◆ EXERCISE MATERIAL:
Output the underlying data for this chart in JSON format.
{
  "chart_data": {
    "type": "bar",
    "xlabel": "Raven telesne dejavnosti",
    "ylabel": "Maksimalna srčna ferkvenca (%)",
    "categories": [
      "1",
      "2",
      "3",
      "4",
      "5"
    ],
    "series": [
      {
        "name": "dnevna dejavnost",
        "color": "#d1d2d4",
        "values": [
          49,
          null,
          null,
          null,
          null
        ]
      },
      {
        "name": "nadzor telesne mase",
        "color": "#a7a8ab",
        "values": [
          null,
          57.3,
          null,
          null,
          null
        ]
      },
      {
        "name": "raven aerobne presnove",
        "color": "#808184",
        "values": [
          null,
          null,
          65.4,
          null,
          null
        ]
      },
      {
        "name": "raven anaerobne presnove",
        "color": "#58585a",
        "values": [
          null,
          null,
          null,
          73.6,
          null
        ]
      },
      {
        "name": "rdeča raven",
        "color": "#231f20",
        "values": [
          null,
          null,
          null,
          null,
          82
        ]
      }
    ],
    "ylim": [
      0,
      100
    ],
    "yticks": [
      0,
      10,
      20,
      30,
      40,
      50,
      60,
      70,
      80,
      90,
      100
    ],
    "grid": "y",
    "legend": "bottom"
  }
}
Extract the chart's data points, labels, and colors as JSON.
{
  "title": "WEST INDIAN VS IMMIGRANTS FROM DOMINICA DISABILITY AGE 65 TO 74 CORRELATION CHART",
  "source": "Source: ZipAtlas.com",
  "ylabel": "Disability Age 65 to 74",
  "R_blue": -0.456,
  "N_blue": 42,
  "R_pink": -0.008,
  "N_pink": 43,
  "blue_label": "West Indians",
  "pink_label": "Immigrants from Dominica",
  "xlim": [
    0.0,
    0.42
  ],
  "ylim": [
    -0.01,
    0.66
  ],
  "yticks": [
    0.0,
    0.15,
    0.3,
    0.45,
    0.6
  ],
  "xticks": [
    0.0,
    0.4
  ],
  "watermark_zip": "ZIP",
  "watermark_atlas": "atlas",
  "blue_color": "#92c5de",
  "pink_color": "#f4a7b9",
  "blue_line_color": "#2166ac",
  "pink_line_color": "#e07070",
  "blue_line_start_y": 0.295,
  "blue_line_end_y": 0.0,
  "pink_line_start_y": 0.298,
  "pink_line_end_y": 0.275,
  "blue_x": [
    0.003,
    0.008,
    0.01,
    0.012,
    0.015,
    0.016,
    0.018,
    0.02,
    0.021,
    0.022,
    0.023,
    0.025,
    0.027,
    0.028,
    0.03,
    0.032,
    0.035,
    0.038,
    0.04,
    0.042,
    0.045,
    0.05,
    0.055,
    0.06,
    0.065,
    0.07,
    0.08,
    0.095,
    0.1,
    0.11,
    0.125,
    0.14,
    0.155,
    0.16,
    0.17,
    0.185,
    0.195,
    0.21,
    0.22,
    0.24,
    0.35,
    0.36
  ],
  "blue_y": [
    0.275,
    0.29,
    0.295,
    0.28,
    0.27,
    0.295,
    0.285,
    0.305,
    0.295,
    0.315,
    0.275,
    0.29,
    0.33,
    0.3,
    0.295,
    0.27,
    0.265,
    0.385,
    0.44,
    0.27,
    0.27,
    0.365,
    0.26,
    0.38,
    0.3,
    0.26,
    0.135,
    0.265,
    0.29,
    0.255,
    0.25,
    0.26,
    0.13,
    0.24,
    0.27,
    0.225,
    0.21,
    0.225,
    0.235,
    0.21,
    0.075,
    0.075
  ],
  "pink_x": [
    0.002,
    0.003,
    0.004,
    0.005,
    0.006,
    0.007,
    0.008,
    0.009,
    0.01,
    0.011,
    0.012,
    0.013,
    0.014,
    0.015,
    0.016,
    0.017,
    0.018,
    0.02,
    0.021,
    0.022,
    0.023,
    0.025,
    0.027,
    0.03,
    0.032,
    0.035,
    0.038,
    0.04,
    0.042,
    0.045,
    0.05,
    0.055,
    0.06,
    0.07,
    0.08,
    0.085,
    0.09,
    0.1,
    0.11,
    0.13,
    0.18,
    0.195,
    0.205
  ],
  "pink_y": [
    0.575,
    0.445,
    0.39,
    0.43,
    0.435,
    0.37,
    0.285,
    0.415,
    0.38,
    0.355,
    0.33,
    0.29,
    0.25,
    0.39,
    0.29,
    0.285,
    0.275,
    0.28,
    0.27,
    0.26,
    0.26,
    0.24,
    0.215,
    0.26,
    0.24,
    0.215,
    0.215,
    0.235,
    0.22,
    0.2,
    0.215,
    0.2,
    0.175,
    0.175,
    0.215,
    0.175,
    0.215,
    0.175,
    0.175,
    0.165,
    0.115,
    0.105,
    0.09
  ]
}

◆ TASK PROMPT: Pick out all the lines with the word "presnove" in them and copy them.

◆ TASK RESULT:
        "name": "raven aerobne presnove",
        "name": "raven anaerobne presnove",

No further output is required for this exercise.